● **Exercise brief**: Copy whichever lines contain the string "来自山东".

● **Task material**:
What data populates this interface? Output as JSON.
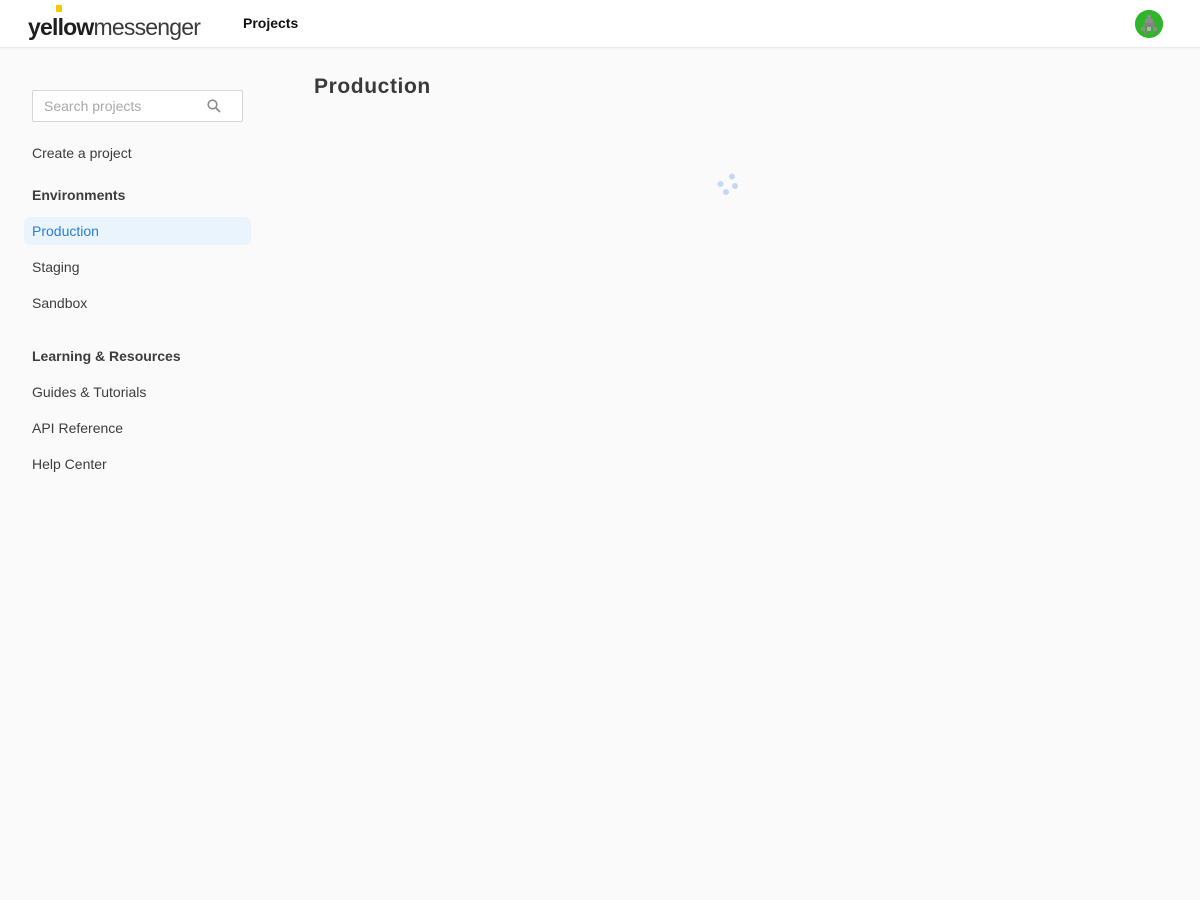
{
  "header": {
    "logo_bold": "yellow",
    "logo_light": "messenger",
    "nav_projects": "Projects",
    "avatar_icon": "user-avatar-icon",
    "avatar_color": "#2fb52a"
  },
  "sidebar": {
    "search": {
      "placeholder": "Search projects",
      "value": "",
      "icon": "search-icon"
    },
    "create_project": "Create a project",
    "environments_heading": "Environments",
    "environments": [
      {
        "label": "Production",
        "active": true
      },
      {
        "label": "Staging",
        "active": false
      },
      {
        "label": "Sandbox",
        "active": false
      }
    ],
    "resources_heading": "Learning & Resources",
    "resources": [
      {
        "label": "Guides & Tutorials"
      },
      {
        "label": "API Reference"
      },
      {
        "label": "Help Center"
      }
    ]
  },
  "main": {
    "title": "Production",
    "loading_icon": "loading-spinner-icon"
  },
  "colors": {
    "accent": "#2b7fd4",
    "active_bg": "#eaf4fd",
    "logo_yellow": "#f6c700",
    "spinner": "#c5d7f5"
  }
}
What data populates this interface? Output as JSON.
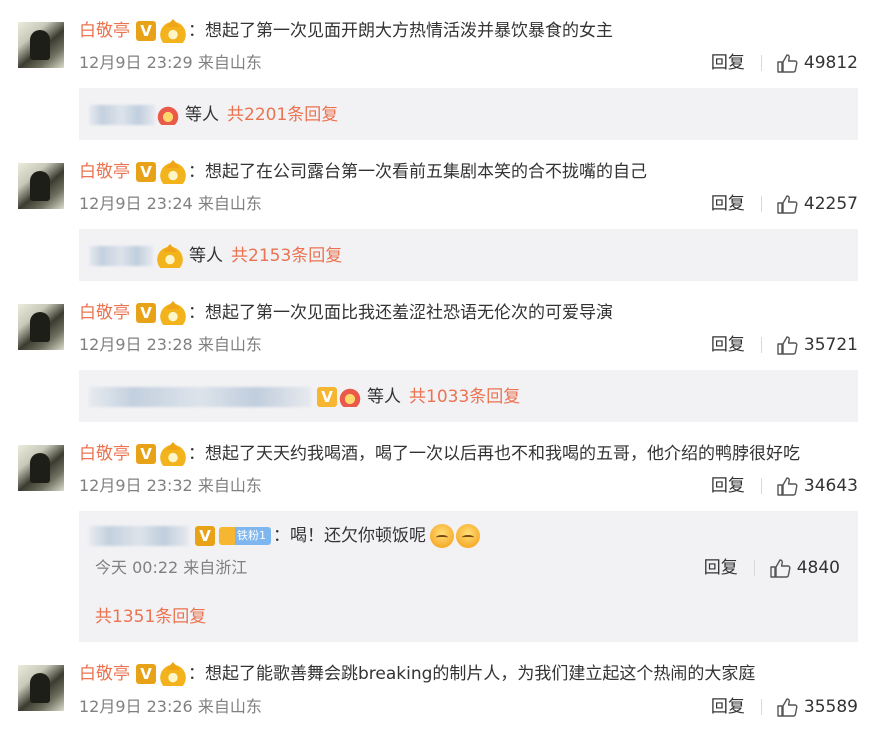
{
  "comments": [
    {
      "author": "白敬亭",
      "vip_badge": "V",
      "text": "想起了第一次见面开朗大方热情活泼并暴饮暴食的女主",
      "time": "12月9日 23:29 来自山东",
      "reply_label": "回复",
      "likes": "49812",
      "thread_etc": "等人",
      "thread_total": "共2201条回复"
    },
    {
      "author": "白敬亭",
      "vip_badge": "V",
      "text": "想起了在公司露台第一次看前五集剧本笑的合不拢嘴的自己",
      "time": "12月9日 23:24 来自山东",
      "reply_label": "回复",
      "likes": "42257",
      "thread_etc": "等人",
      "thread_total": "共2153条回复"
    },
    {
      "author": "白敬亭",
      "vip_badge": "V",
      "text": "想起了第一次见面比我还羞涩社恐语无伦次的可爱导演",
      "time": "12月9日 23:28 来自山东",
      "reply_label": "回复",
      "likes": "35721",
      "thread_etc": "等人",
      "thread_total": "共1033条回复"
    },
    {
      "author": "白敬亭",
      "vip_badge": "V",
      "text": "想起了天天约我喝酒，喝了一次以后再也不和我喝的五哥，他介绍的鸭脖很好吃",
      "time": "12月9日 23:32 来自山东",
      "reply_label": "回复",
      "likes": "34643",
      "sub_reply": {
        "vip_badge": "V",
        "fan_badge": "铁粉1",
        "text": "喝！还欠你顿饭呢",
        "time": "今天 00:22 来自浙江",
        "reply_label": "回复",
        "likes": "4840"
      },
      "thread_total": "共1351条回复"
    },
    {
      "author": "白敬亭",
      "vip_badge": "V",
      "text": "想起了能歌善舞会跳breaking的制片人，为我们建立起这个热闹的大家庭",
      "time": "12月9日 23:26 来自山东",
      "reply_label": "回复",
      "likes": "35589"
    }
  ],
  "colors": {
    "accent": "#eb7350",
    "meta": "#808080",
    "reply_box_bg": "#f2f2f5"
  }
}
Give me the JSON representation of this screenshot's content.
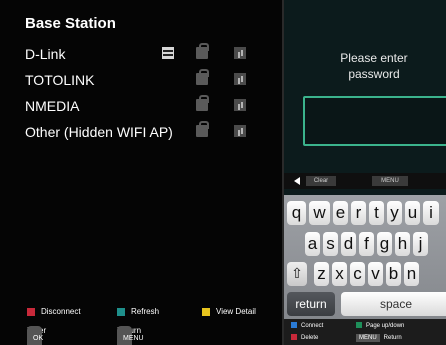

● **Written solution**:
      "time": "12月9日 23:29 来自山东",
      "time": "12月9日 23:24 来自山东",
      "time": "12月9日 23:28 来自山东",
      "time": "12月9日 23:32 来自山东",
      "time": "12月9日 23:26 来自山东",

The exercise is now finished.